→ EXERCISE INSTRUCTIONS: Transcribe each of the entries below line for line, keeping every character unchanged.

→ PROVIDED RECORDS:

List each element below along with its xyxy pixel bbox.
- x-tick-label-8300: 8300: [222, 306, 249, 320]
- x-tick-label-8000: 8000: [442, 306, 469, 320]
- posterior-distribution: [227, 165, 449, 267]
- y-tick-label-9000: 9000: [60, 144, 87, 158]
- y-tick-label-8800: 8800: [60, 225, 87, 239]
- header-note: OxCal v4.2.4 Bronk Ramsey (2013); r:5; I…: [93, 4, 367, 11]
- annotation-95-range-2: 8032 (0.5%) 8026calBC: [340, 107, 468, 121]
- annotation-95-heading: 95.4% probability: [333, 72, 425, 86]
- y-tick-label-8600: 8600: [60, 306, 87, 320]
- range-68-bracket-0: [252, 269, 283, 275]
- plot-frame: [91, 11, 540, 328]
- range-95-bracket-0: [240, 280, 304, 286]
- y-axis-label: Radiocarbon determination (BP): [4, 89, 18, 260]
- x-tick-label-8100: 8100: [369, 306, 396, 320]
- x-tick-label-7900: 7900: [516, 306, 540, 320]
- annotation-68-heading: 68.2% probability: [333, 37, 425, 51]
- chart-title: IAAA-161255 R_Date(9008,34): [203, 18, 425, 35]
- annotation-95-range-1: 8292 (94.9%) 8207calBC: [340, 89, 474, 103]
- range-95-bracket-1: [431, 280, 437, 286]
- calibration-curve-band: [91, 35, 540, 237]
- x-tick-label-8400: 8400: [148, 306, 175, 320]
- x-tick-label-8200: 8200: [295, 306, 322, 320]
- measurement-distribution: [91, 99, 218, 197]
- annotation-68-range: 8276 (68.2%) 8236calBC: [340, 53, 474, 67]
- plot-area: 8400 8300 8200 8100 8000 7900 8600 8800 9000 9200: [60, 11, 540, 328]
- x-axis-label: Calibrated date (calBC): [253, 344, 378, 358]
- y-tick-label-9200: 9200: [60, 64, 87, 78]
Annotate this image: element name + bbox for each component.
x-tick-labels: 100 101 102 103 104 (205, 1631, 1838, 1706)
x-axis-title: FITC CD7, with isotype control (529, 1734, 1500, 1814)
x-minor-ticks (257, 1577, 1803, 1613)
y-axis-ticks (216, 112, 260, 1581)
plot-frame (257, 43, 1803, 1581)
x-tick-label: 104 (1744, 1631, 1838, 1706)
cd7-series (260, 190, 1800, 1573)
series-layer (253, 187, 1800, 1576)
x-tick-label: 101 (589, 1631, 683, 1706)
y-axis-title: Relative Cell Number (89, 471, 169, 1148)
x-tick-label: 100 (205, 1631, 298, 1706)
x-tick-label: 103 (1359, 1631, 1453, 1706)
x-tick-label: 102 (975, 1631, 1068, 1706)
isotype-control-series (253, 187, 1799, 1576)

→ RESULT:
List each element below along with its xyxy pixel bbox.
- x-tick-label-8300: 8300: [222, 306, 249, 320]
- x-tick-label-8000: 8000: [442, 306, 469, 320]
- posterior-distribution: [227, 165, 449, 267]
- y-tick-label-9000: 9000: [60, 144, 87, 158]
- y-tick-label-8800: 8800: [60, 225, 87, 239]
- header-note: OxCal v4.2.4 Bronk Ramsey (2013); r:5; I…: [93, 4, 367, 11]
- annotation-95-range-2: 8032 (0.5%) 8026calBC: [340, 107, 468, 121]
- annotation-95-heading: 95.4% probability: [333, 72, 425, 86]
- y-tick-label-8600: 8600: [60, 306, 87, 320]
- range-68-bracket-0: [252, 269, 283, 275]
- plot-frame: [91, 11, 540, 328]
- range-95-bracket-0: [240, 280, 304, 286]
- y-axis-label: Radiocarbon determination (BP): [4, 89, 18, 260]
- x-tick-label-8100: 8100: [369, 306, 396, 320]
- x-tick-label-7900: 7900: [516, 306, 540, 320]
- annotation-68-heading: 68.2% probability: [333, 37, 425, 51]
- chart-title: IAAA-161255 R_Date(9008,34): [203, 18, 425, 35]
- annotation-95-range-1: 8292 (94.9%) 8207calBC: [340, 89, 474, 103]
- range-95-bracket-1: [431, 280, 437, 286]
- calibration-curve-band: [91, 35, 540, 237]
- x-tick-label-8400: 8400: [148, 306, 175, 320]
- x-tick-label-8200: 8200: [295, 306, 322, 320]
- measurement-distribution: [91, 99, 218, 197]
- annotation-68-range: 8276 (68.2%) 8236calBC: [340, 53, 474, 67]
- plot-area: 8400 8300 8200 8100 8000 7900 8600 8800 9000 9200: [60, 11, 540, 328]
- x-axis-label: Calibrated date (calBC): [253, 344, 378, 358]
- y-tick-label-9200: 9200: [60, 64, 87, 78]
Annotate this image: element name + bbox for each component.
x-tick-labels: 100 101 102 103 104 (205, 1631, 1838, 1706)
x-axis-title: FITC CD7, with isotype control (529, 1734, 1500, 1814)
x-minor-ticks (257, 1577, 1803, 1613)
y-axis-ticks (216, 112, 260, 1581)
plot-frame (257, 43, 1803, 1581)
x-tick-label: 104 (1744, 1631, 1838, 1706)
cd7-series (260, 190, 1800, 1573)
series-layer (253, 187, 1800, 1576)
x-tick-label: 101 (589, 1631, 683, 1706)
y-axis-title: Relative Cell Number (89, 471, 169, 1148)
x-tick-label: 100 (205, 1631, 298, 1706)
x-tick-label: 103 (1359, 1631, 1453, 1706)
x-tick-label: 102 (975, 1631, 1068, 1706)
isotype-control-series (253, 187, 1799, 1576)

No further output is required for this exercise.